▶ PROBLEMS:
(1) In the call transcript below, translate this sentence into French: "That rate is probably a little bit lighter relative to other contracts in the portfolio."
(2) Answer these questions from the call transcript below:
(a) What two things does the speaker say are sought when contracting on the water side?
(b) By about how much does the speaker say revenue per barrel is off from the previous year's quarter?
(c) What does the speaker say probably affected Q1?
(3) Continue the call transcript below from the point at which it stops.

▶ TEXT TO READ:
==============================
And more importantly, I think you talked about next quarter, your fee based volumes seems like will be pretty strong, but how should we think about per barrel fee number going forward?

Speaker 1

I had a little hard time hearing the question. I think it was around revenue per barrel for the quarter, which I think we're off about a $0.01 I think from the previous year's quarter. I think as we and we've been very clear on how we contract. As we contract on the water side of the world, we're obviously looking for MVCs and acreage dedication. Those MVCs, we're willing to give a little bit, I guess, on rate to get a longer term contract with an MVC.

Speaker 1

We did have, recall the Poker Lake step up January 1 of 24,000 barrels, another 100,000 barrels. That rate is probably a little bit lighter relative to other contracts in the portfolio. So it's a little bit hard to truly reconcile to the penny. But yes, volumes are starting off really strong for the 2nd quarter. Q1 probably a little bit impacted by recycling, but the start of Q2 July looks really strong.
==============================
▶ LISTED ENTRIES:
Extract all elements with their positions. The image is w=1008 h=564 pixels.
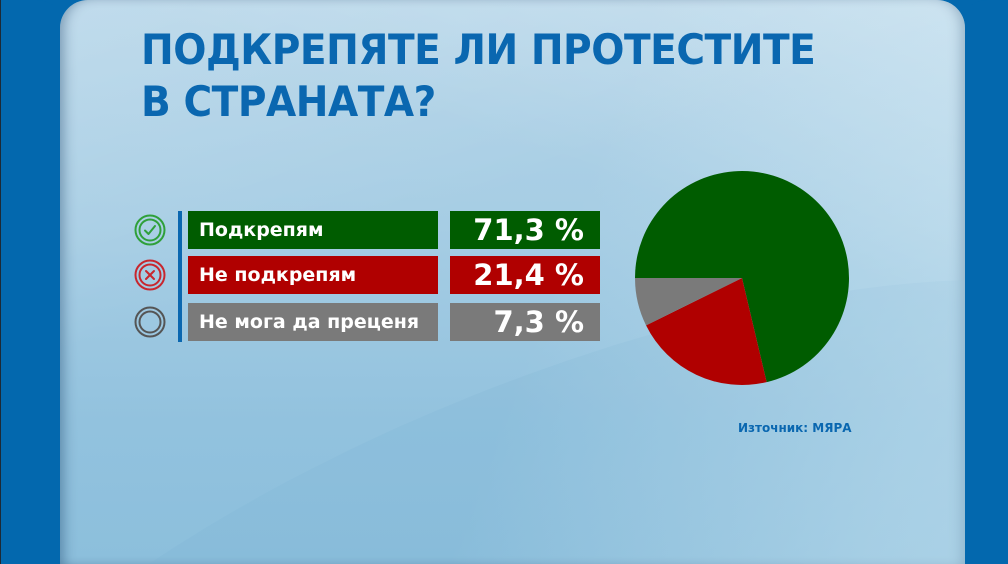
==============================
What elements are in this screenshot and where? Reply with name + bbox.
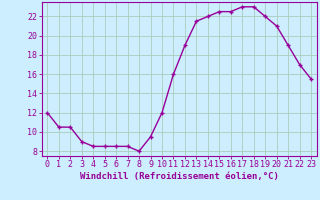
==============================
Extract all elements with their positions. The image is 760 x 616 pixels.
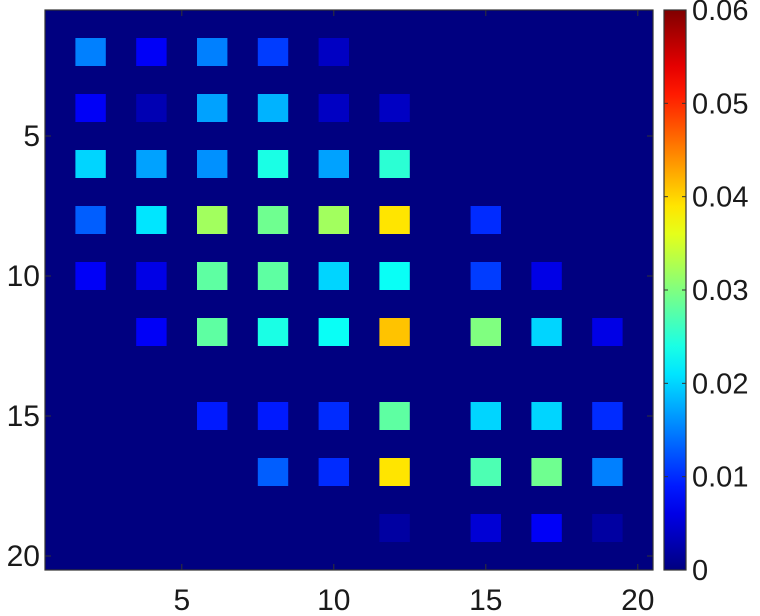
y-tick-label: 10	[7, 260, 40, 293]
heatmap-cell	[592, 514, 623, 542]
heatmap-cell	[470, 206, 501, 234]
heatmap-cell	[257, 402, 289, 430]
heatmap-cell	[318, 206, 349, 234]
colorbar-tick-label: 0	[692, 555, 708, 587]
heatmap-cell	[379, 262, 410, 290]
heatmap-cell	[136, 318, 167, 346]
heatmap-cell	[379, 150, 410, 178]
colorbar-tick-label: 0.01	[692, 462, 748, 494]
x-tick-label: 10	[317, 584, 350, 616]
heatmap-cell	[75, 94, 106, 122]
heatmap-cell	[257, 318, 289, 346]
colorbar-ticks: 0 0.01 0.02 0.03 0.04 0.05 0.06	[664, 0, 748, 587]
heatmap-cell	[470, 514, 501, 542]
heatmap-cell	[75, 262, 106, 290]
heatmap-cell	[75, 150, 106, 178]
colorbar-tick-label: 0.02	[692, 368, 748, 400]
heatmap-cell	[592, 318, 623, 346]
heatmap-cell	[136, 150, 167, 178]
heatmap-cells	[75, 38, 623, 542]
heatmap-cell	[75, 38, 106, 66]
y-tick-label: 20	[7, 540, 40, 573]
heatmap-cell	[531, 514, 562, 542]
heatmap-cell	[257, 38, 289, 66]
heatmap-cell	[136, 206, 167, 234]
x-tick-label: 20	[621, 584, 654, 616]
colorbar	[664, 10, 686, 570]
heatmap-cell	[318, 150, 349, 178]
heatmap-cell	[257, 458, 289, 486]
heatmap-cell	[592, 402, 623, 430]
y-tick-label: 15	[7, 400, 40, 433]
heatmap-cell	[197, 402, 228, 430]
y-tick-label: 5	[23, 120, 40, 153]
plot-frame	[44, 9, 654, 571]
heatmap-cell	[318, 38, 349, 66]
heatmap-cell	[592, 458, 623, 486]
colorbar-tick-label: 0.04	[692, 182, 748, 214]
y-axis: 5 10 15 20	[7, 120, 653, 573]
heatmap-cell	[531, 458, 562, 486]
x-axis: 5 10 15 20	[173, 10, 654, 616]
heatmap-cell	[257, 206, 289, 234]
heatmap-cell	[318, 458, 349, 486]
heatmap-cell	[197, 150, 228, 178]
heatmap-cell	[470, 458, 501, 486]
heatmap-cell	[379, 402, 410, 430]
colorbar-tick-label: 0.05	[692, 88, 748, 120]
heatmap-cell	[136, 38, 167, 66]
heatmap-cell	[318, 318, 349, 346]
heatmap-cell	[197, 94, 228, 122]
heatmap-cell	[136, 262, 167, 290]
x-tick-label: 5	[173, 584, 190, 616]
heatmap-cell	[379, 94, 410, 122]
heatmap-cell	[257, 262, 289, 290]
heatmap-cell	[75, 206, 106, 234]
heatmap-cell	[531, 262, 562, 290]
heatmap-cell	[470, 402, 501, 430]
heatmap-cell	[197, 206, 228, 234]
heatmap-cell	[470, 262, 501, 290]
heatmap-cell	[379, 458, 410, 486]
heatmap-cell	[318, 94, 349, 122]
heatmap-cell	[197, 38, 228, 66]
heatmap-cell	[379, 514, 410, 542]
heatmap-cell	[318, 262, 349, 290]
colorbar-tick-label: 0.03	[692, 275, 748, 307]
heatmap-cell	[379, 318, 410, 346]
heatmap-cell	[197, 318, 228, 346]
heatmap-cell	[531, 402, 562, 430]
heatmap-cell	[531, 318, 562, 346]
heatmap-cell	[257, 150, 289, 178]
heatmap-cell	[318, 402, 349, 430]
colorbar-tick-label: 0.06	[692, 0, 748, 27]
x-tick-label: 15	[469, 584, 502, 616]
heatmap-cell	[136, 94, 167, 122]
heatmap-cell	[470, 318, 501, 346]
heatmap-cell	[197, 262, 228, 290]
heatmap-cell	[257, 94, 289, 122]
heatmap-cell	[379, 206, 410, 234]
==============================
▶ ANSWERS TO EACH TASK:
(1) Ce tarif est probablement un peu plus faible que celui des autres contrats du portefeuille.

(2)
(a) MVCs and acreage dedication.
(b) About $0.01.
(c) Recycling.

(3)
Speaker 3

Okay. Thanks for that. And then since you mentioned that your MVCs are at probably a higher percentage of the total volumes, how should we think about the average remaining length on the contracts that you have with MVCs?

Speaker 1

Yes, I think it's in the presentation materials, I believe. It's roughly 9 years, I think, on contract life.

Speaker 4

Yes, yes.

Speaker 1

This is David

Speaker 4

Sullivan. Yes, we have the MVCs, the percentage of MVC volumes will happen in the water disposal will go up. We were about will be about 40 percent to 45% once the LEX II project comes on. That's where we'll be as far as percentage of our volumes that are MVC related. It'll be some of the stuff.

Speaker 3

Okay. Thanks for that. I'll turn it over.

Operator

All right. Your next question comes from the line of Patrick Fitzgerald with Baird.

Speaker 5

Hi, thank you for taking the questions. And congrats on getting caught up with the preferred, but those are pretty expensive

Speaker 2

instruments at this point.

Speaker 5

Could you talk about your plan to deal with those going forward? And in particular, the Class D, what would it cost to take those out and would you consider doing something with debt to take those out potentially? Thanks.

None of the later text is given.